Extrait choisi:
####################
Ce trait n’est pas particulier aux mythologies australiennes et papoues. On l’a signalé aussi dans celles d’autres sociétés dont la civilisation se place à peu près au même degré de l’échelle. Pour ne citer qu’un exemple, aux îles Andaman, « un caractère des légendes, qu’il faut relever, est leur nature non systématique. Le même informateur peut donner, en diverses occasions, deux versions entièrement différentes d’un fait tel que l’origine du feu, ou les débuts de l’espèce humaine. Selon toute apparence, les Andamènes regardent chaque petite histoire comme indépendante, et ne comparent pas consciemment l’une avec l’autre. De la sorte, ils semblent n’avoir absolument aucune conscience de ce qui est une flagrante contradiction aux yeux de qui étudie ces légendes[1]. »

En effet, comme chaque mythe ne tient pas plus compte des autres que s’ils n’existaient pas, il est inévitable qu’il se produise entre eux des contradictions. Si choquantes qu’elles nous paraissent, les indigènes n’en sont nullement gênés. Ils n’y prêtent aucune attention. Cette indifférence, constatée par M. Radcliffe-Brown aux îles Andaman, se retrouve constamment ailleurs. Par exemple, en Nouvelle-Guinée hollandaise, « il est extrêmement difficile de se transporter dans la façon de penser de l’indigène, et d’ailleurs le Marind se contredit beaucoup dans ses mythes[2] ». À l’île Dobu (Nouvelle-Guinée anglaise), « si l’on rapproche les unes des autres les légendes de toutes les descendances totémiques de Dobu, on obtient un système extrêmement illogique. Toutefois, jamais un Dobuen n’a pris la peine de les comparer entre elles[3]. Personne ne s’aperçoit donc jamais que le

  1. A. R. Radcliffe-Brown, The Andaman islanders, p. 188.
  2. P. Wirz, Die Marind-anim von holländisch Süd-Neu-Guinea, II, p. 21.
  3. R. F. Fortune, Sorcerers of Dobu, pp. 30-31. Cf. ibid., p. 94.
####################
Objectif de l'exercice: Dans l'extrait sur les mythes, condensez sous forme de liste le paragraphe qui commence par « Ce trait n'est pas particulier », en conservant ses faits essentiels.
####################
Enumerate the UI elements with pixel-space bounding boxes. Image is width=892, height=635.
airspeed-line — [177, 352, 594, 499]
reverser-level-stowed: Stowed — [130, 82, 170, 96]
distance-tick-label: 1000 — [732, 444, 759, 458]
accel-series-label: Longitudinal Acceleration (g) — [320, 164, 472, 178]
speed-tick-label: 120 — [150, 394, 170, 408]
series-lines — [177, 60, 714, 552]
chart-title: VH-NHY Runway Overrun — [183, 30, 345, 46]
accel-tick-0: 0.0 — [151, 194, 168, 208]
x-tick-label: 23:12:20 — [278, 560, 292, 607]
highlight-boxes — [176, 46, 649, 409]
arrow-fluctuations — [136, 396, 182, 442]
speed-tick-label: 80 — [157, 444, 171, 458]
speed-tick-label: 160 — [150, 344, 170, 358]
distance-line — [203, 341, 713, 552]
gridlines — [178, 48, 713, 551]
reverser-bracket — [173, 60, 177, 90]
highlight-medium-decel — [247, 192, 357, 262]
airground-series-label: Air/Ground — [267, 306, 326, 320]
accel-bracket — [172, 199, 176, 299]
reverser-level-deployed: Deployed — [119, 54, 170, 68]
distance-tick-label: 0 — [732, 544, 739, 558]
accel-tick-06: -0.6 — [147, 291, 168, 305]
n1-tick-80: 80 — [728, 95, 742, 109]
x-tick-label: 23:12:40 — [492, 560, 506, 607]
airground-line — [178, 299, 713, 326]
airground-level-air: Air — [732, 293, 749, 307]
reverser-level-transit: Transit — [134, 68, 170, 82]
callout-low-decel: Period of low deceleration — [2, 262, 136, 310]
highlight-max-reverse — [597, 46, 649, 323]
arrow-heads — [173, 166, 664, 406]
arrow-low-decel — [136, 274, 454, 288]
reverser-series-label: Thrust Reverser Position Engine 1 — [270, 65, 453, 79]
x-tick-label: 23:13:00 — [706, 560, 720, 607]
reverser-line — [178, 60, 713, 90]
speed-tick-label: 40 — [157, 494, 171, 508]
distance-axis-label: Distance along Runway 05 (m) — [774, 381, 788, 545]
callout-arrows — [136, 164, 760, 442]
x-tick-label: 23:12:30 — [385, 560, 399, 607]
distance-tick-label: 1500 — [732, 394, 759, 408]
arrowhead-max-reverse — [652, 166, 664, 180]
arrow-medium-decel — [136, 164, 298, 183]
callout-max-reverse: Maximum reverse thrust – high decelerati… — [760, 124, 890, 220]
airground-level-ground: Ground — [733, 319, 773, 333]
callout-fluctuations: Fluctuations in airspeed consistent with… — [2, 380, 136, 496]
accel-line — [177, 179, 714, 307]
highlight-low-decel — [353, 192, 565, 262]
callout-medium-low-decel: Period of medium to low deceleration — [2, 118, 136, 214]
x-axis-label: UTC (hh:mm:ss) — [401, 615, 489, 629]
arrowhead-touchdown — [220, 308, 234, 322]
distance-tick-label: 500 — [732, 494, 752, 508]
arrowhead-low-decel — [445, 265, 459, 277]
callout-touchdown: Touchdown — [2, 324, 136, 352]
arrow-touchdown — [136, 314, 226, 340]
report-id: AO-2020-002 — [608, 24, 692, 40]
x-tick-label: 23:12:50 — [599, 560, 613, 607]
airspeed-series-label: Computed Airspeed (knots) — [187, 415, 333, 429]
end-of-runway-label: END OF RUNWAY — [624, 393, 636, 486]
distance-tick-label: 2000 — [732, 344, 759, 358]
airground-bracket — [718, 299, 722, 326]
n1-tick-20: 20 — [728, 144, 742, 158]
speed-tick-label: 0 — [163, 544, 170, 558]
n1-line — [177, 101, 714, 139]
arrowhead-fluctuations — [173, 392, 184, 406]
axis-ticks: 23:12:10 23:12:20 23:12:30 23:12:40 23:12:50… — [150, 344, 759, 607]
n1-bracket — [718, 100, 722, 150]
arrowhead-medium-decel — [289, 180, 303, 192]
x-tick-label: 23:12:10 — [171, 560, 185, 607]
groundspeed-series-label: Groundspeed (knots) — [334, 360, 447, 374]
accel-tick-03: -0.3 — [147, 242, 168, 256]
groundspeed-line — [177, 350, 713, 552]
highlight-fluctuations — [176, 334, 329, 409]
####################
Réponse attendue:
- Ce trait ne se limite pas aux mythologies australiennes et papoues : on l'a aussi relevé dans d'autres sociétés dont la civilisation se situe à peu près au même degré de l'échelle.
- Exemple des îles Andaman : les légendes y ont une nature non systématique.
- Un même informateur peut donner, à diverses occasions, deux versions entièrement différentes d'un fait comme l'origine du feu ou les débuts de l'espèce humaine.
- Les Andamènes semblent considérer chaque petite histoire comme indépendante et ne les comparent pas consciemment entre elles.
- Ils ne paraissent avoir aucune conscience de ce qui constitue une flagrante contradiction pour celui qui étudie ces légendes.